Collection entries
§
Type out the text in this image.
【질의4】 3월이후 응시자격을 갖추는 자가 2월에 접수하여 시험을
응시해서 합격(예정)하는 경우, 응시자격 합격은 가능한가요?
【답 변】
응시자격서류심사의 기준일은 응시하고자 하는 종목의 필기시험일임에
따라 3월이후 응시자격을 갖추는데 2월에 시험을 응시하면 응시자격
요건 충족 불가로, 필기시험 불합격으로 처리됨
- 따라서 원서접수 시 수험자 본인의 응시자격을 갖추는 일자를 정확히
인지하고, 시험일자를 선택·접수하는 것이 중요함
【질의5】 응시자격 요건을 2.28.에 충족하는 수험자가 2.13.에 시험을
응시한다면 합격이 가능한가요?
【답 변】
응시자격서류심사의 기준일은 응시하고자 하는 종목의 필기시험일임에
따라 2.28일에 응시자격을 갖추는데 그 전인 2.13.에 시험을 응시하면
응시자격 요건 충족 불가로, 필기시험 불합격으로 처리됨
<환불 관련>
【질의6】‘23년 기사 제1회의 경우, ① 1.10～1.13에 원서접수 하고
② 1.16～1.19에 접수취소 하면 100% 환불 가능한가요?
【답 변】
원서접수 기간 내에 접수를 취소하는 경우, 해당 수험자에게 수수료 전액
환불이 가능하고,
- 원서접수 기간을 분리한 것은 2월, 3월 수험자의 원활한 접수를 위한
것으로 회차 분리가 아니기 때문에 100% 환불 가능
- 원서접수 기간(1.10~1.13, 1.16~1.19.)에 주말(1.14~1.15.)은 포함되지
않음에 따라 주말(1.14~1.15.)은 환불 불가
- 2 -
§
**Given exercise**
Would you write down every record again, exactly?

**Final result**
Type out the text in this image.
【질의4】 3월이후 응시자격을 갖추는 자가 2월에 접수하여 시험을
응시해서 합격(예정)하는 경우, 응시자격 합격은 가능한가요?
【답 변】
응시자격서류심사의 기준일은 응시하고자 하는 종목의 필기시험일임에
따라 3월이후 응시자격을 갖추는데 2월에 시험을 응시하면 응시자격
요건 충족 불가로, 필기시험 불합격으로 처리됨
- 따라서 원서접수 시 수험자 본인의 응시자격을 갖추는 일자를 정확히
인지하고, 시험일자를 선택·접수하는 것이 중요함
【질의5】 응시자격 요건을 2.28.에 충족하는 수험자가 2.13.에 시험을
응시한다면 합격이 가능한가요?
【답 변】
응시자격서류심사의 기준일은 응시하고자 하는 종목의 필기시험일임에
따라 2.28일에 응시자격을 갖추는데 그 전인 2.13.에 시험을 응시하면
응시자격 요건 충족 불가로, 필기시험 불합격으로 처리됨
<환불 관련>
【질의6】‘23년 기사 제1회의 경우, ① 1.10～1.13에 원서접수 하고
② 1.16～1.19에 접수취소 하면 100% 환불 가능한가요?
【답 변】
원서접수 기간 내에 접수를 취소하는 경우, 해당 수험자에게 수수료 전액
환불이 가능하고,
- 원서접수 기간을 분리한 것은 2월, 3월 수험자의 원활한 접수를 위한
것으로 회차 분리가 아니기 때문에 100% 환불 가능
- 원서접수 기간(1.10~1.13, 1.16~1.19.)에 주말(1.14~1.15.)은 포함되지
않음에 따라 주말(1.14~1.15.)은 환불 불가
- 2 -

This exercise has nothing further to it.